• **Document section**

NiHaoMike · « **Reply #4 on:** May 12, 2020, 01:30:11 pm »

If the main advantage of bare metal or RTOS is low, predictable latency, why aren't most multi core application processors designed so that one of the cores can be reserved for running real time code? (Or do most such processors actually support it but software support is not common?)

brucehoult · « **Reply #5 on:** May 12, 2020, 04:25:07 pm »

Quote from: NiHaoMike on May 12, 2020, 01:30:11 pm

If the main advantage of bare metal or RTOS is low, predictable latency, why aren't most multi core application processors designed so that one of the cores can be reserved for running real time code?

That's exactly what SiFive's FU-540 SoC does.

https://static.dev.sifive.com/FU540-C000-v1.0.pdf

There are four U54 application processor cores implementing RV64IMAFDC, plus one E51 core implementing RV64IMAC.

The E51 has a 16 KB 2-way icache but it has 8 KB SRAM instead of a dcache (you can put code in there too, and execute it without polluting the icache). Up to half (8 KB) of the icache can be converted into another direct-access SRAM area ("ITIM"). The E51 core has a branch predictor with 256 BHT entries (for conditional branches), 30 BTB entries (for indirect branches), and 6 RAS entries (for subroutine returns). On newer versions of the FU-540 (such as the one embedded in the upcoming Microsemi FPGAs) the branch predictor can be disabled for 100% predictable execution times. This feature is not implemented in the version in the HiFive Unleashed. the E51 has PMP (Physical Memory Protection) to control access to memory ranges, but it doesn't have an MMU.

The four U54 cores each have 32 KB 8-way i- and d-caches, FPU, MMU and all that good stuff for Linux.

starhawk · « **Reply #6 on:** May 12, 2020, 06:36:33 pm »

OK, forgive me, but I'm *really* confused between something specifically mentioned in the datasheet for the i.MX RT106x series SoCs, and something asserted here. I'm not arguing, and I want to be clear about that -- I don't know enough to argue -- but I'm having some cognitive dissonance because these two things seem mutually exclusive to me.

• **Requests**
(a) Reproduce word for word the part of the forum thread that begins with the words "The four U54" and ends with "exclusive to me.".
(b) According to the forum thread, how many BTB entries does the branch predictor of the E51 core have?
Answer from the forum thread only.

• **Listing**
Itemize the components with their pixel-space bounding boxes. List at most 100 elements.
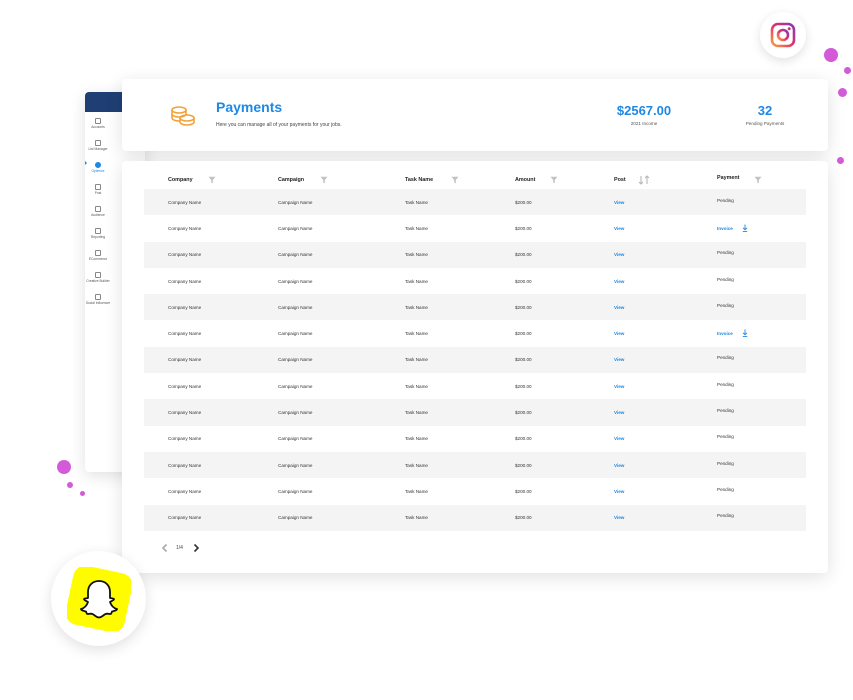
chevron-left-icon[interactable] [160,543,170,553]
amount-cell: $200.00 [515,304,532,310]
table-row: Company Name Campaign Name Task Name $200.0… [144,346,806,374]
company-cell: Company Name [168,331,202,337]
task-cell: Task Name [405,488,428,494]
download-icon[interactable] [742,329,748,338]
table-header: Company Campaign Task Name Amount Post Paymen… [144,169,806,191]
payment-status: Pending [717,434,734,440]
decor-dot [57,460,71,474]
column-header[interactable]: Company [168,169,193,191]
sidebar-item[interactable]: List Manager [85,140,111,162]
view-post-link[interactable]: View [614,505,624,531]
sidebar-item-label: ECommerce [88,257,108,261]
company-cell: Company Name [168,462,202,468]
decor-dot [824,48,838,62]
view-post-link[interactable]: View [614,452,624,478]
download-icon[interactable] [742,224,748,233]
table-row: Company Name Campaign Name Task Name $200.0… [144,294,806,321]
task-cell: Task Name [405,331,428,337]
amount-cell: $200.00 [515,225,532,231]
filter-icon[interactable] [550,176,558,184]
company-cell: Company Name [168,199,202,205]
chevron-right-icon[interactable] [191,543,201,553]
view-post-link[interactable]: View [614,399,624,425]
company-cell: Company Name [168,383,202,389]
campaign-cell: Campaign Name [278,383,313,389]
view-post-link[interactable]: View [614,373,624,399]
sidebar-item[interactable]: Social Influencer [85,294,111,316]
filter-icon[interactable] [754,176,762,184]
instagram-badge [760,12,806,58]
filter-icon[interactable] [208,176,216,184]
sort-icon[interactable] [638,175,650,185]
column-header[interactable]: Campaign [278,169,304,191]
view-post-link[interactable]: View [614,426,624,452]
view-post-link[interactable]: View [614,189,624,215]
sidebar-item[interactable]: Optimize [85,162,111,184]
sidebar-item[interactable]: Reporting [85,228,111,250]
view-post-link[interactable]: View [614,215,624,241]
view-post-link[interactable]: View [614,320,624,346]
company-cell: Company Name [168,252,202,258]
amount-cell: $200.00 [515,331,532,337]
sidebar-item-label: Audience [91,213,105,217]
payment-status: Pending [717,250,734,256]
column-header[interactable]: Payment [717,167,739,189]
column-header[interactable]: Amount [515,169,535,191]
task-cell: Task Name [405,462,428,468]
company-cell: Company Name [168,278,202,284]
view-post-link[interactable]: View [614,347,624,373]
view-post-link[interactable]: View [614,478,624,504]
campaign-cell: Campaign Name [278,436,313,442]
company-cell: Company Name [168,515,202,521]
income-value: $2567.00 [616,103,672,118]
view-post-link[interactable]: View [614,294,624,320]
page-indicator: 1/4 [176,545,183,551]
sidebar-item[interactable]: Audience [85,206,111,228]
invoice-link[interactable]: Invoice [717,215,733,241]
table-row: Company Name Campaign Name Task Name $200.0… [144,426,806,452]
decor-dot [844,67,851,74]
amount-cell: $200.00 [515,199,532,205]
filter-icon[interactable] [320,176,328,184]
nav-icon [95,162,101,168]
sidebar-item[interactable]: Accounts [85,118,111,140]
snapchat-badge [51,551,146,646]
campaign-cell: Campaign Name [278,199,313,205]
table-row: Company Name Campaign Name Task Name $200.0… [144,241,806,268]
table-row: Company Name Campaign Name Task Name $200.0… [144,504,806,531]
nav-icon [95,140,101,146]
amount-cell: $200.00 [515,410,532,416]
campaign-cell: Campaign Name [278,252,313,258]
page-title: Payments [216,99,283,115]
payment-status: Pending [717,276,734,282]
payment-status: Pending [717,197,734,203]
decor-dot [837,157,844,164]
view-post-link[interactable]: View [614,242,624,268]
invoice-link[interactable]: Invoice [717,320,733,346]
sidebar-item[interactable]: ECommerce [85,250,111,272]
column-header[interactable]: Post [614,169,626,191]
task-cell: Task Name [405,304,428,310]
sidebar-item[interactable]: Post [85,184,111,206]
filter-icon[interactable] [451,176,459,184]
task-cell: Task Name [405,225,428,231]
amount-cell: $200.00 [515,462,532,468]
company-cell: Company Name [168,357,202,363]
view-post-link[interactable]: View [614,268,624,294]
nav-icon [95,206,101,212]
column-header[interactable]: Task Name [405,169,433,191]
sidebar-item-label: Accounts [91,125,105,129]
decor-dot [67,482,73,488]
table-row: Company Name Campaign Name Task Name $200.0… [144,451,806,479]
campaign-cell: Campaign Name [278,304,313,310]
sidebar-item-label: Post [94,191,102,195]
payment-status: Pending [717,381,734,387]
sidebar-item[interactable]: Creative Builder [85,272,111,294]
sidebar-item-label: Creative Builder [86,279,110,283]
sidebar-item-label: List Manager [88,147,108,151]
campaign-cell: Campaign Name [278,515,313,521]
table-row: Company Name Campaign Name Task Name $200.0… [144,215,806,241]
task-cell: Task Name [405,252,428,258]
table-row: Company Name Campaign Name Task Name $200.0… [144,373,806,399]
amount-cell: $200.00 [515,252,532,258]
* * *
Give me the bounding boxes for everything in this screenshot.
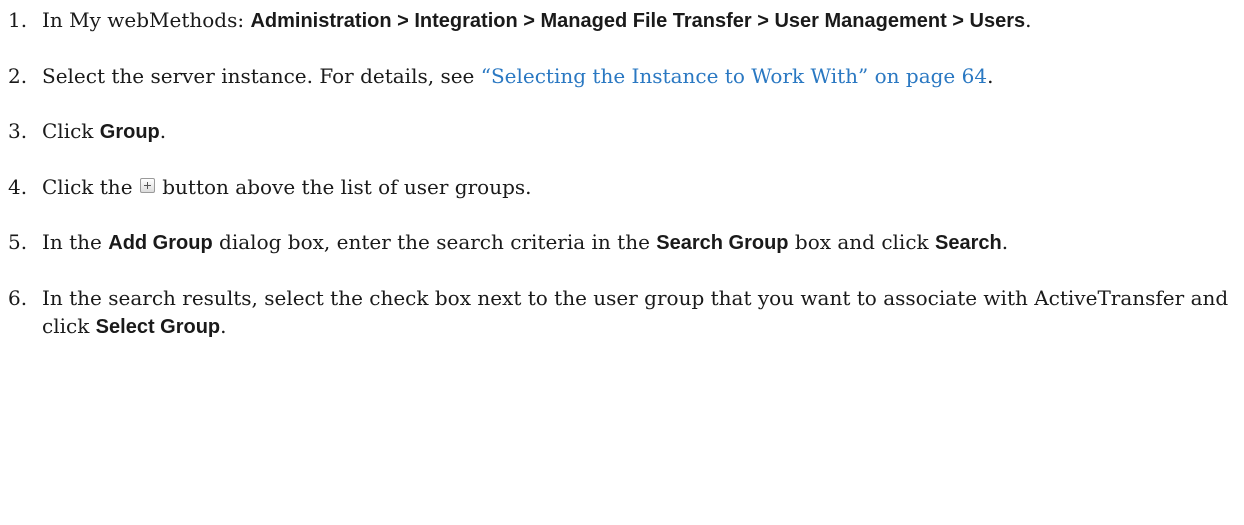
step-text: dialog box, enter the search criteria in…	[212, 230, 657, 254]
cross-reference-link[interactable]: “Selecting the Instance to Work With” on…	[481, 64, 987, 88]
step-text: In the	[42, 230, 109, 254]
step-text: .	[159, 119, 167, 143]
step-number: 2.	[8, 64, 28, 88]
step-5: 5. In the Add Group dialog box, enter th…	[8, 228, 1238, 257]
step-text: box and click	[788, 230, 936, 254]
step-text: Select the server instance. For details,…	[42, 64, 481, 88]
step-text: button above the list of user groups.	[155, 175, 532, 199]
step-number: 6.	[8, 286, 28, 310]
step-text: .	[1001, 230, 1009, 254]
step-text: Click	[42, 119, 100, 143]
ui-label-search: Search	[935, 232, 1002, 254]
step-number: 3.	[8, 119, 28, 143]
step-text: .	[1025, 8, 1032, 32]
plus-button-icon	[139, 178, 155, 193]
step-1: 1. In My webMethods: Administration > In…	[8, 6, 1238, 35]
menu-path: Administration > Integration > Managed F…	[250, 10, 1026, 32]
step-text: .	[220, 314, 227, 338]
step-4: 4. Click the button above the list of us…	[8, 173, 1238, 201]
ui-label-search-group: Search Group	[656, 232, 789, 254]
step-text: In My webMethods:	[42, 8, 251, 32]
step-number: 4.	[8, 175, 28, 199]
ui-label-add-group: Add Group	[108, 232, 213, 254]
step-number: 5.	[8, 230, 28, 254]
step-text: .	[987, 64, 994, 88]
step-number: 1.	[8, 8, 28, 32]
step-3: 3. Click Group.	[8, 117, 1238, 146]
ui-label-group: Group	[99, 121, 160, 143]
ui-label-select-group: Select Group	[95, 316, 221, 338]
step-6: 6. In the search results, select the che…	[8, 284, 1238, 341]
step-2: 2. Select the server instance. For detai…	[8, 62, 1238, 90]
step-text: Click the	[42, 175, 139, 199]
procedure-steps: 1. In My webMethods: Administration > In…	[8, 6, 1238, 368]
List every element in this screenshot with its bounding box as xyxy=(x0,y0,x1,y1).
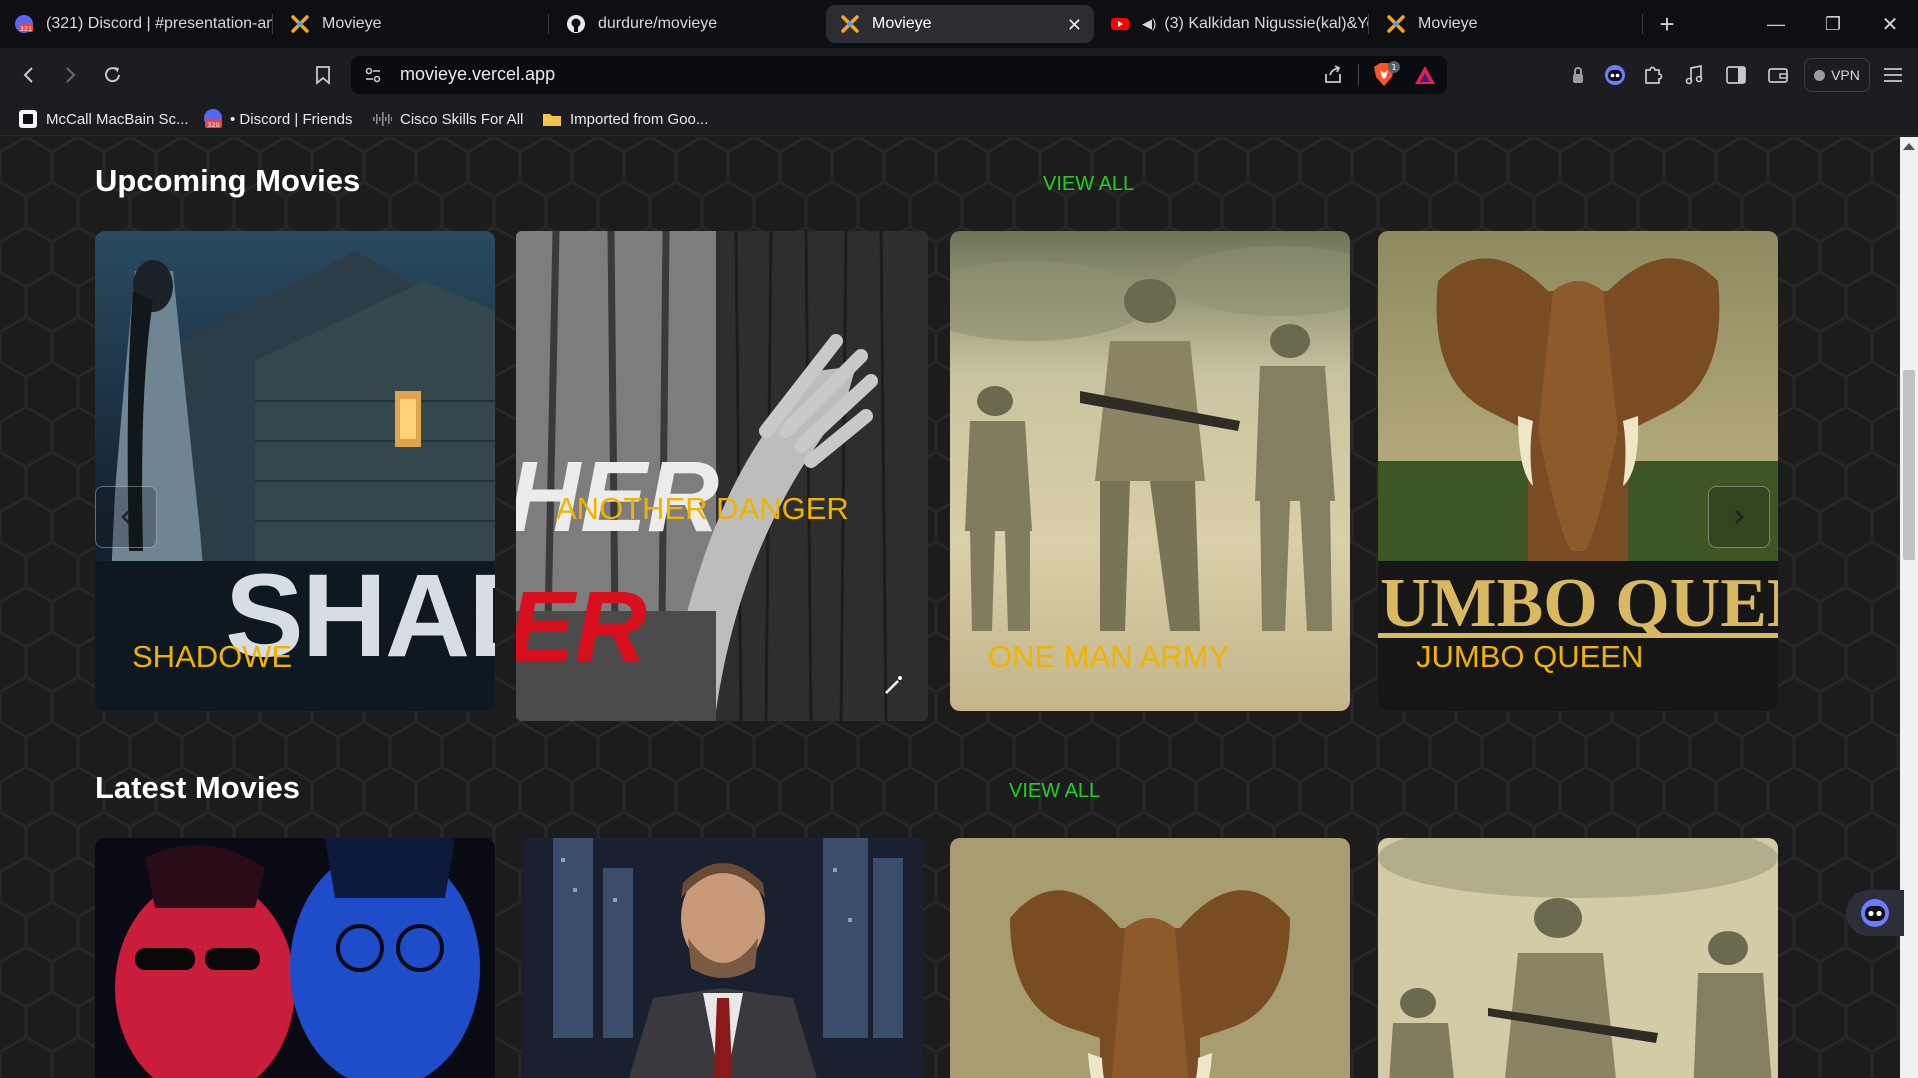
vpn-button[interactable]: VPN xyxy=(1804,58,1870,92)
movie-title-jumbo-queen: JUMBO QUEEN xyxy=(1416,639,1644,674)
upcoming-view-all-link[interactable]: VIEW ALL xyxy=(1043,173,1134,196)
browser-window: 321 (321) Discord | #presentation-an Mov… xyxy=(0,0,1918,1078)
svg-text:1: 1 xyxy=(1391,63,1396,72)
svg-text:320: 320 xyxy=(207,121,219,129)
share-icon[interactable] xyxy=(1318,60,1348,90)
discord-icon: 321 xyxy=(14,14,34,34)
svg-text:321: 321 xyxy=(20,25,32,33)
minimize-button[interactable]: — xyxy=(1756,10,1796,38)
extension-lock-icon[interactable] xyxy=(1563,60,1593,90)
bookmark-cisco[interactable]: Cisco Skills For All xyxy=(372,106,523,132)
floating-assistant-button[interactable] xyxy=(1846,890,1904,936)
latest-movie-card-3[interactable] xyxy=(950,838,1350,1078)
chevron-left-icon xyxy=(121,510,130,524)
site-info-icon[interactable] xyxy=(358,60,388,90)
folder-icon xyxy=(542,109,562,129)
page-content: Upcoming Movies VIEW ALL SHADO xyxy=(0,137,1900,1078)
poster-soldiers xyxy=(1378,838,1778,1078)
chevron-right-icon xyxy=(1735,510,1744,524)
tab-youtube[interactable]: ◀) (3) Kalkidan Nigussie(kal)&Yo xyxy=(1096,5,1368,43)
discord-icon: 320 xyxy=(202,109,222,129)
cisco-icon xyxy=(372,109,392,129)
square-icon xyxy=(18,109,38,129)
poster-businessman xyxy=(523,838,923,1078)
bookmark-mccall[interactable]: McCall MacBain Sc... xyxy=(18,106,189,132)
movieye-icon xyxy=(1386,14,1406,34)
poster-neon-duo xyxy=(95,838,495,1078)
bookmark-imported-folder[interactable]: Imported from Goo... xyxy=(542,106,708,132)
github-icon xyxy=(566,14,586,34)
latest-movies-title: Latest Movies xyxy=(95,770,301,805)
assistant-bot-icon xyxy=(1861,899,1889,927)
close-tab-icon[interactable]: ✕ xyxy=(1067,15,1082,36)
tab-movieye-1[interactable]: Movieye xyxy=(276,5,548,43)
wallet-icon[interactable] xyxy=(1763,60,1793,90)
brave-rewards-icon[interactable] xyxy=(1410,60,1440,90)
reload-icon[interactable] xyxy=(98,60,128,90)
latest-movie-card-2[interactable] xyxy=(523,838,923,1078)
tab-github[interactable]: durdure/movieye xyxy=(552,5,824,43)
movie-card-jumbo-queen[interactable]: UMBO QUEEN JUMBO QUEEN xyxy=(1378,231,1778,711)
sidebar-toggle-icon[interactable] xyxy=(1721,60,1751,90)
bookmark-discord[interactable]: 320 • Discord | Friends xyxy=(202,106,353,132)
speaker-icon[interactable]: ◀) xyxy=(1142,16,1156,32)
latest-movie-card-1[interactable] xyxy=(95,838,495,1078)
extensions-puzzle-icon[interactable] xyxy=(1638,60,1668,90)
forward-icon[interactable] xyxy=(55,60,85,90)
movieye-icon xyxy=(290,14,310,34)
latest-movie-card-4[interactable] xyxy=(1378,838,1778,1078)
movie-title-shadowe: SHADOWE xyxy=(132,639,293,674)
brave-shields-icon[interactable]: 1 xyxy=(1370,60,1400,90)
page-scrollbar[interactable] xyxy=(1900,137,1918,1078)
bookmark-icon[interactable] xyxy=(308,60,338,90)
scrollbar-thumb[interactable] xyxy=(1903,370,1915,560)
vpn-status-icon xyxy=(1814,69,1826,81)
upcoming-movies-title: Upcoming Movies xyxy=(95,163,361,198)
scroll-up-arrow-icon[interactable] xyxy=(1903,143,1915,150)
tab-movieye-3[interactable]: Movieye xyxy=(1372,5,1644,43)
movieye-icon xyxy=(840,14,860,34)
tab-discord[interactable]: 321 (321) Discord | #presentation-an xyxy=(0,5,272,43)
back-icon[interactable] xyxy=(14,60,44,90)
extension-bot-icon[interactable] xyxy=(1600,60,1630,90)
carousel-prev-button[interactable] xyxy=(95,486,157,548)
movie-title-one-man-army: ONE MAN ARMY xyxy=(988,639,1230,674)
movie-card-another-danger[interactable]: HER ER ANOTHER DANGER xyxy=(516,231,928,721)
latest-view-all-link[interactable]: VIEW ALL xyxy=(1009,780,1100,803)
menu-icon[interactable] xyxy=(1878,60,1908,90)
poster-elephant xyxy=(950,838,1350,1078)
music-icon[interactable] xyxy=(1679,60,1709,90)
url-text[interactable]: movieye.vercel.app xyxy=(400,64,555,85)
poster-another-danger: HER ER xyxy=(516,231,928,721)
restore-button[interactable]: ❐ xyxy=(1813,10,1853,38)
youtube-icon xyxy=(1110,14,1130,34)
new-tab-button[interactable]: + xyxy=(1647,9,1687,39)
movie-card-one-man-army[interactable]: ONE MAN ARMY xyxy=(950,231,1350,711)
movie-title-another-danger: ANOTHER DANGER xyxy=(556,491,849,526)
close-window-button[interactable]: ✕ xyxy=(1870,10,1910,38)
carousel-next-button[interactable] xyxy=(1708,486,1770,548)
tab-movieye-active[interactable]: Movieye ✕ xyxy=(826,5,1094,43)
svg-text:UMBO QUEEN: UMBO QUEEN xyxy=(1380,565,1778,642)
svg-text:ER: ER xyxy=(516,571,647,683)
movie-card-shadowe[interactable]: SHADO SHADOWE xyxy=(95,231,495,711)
...
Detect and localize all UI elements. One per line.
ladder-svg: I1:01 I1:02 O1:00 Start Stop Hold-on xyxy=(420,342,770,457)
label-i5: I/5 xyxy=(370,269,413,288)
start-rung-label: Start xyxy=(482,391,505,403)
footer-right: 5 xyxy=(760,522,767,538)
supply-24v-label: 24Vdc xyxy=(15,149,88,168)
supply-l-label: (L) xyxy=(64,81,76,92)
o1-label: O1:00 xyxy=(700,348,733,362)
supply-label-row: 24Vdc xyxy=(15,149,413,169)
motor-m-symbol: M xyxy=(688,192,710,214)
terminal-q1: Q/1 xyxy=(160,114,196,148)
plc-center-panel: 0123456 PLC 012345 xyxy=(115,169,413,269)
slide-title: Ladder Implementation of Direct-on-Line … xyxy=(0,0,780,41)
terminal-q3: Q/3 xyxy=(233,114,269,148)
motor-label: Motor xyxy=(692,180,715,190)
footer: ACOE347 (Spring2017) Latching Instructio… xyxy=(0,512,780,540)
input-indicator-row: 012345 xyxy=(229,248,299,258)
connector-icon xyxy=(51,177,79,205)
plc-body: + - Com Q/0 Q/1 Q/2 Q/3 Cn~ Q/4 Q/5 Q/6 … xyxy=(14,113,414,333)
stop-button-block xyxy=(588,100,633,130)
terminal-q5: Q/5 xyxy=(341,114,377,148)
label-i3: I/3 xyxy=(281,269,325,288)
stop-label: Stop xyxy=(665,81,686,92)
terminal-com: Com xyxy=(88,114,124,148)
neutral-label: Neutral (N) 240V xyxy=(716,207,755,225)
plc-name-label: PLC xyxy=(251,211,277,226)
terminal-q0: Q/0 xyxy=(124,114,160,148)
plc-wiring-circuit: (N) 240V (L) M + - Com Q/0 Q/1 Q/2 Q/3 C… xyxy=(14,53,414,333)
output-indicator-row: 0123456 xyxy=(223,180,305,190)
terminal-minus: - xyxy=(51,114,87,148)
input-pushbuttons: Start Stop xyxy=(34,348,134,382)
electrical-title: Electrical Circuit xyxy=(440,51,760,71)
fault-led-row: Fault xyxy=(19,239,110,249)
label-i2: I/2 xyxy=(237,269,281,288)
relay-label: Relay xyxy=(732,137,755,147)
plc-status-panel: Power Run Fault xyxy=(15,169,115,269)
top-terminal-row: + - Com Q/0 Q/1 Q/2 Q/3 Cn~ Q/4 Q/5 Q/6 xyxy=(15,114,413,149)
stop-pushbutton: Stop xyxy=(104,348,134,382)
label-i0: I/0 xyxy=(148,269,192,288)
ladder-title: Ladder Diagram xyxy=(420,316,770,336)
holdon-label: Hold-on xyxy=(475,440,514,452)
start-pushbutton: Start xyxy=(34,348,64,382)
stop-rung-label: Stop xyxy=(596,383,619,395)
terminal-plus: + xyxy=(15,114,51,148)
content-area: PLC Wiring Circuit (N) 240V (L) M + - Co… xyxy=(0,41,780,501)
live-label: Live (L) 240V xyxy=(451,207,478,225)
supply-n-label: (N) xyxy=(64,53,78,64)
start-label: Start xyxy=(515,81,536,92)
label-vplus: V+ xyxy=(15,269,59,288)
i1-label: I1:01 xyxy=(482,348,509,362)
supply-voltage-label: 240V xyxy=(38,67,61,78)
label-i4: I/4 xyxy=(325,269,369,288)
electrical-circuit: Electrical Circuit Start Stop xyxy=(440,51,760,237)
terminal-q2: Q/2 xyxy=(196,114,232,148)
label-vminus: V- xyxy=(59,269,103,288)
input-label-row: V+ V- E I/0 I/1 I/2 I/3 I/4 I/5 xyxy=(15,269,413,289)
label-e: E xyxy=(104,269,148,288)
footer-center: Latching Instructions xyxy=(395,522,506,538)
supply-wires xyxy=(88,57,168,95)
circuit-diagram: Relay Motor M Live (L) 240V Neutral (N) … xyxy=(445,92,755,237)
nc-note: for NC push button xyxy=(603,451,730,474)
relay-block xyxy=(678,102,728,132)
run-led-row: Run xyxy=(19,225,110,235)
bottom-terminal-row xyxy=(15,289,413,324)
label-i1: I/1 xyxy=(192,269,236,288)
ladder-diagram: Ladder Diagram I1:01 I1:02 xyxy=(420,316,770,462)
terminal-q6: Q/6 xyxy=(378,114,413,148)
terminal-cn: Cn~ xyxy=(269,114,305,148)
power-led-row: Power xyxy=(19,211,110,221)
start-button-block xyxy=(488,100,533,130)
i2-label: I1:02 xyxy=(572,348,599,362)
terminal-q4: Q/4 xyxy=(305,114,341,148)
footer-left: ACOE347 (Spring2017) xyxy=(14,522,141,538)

• **Answers below**
(a)
The four U54 cores each have 32 KB 8-way i- and d-caches, FPU, MMU and all that good stuff for Linux.

starhawk · « **Reply #6 on:** May 12, 2020, 06:36:33 pm »

OK, forgive me, but I'm *really* confused between something specifically mentioned in the datasheet for the i.MX RT106x series SoCs, and something asserted here. I'm not arguing, and I want to be clear about that -- I don't know enough to argue -- but I'm having some cognitive dissonance because these two things seem mutually exclusive to me.

(b) 30 BTB entries.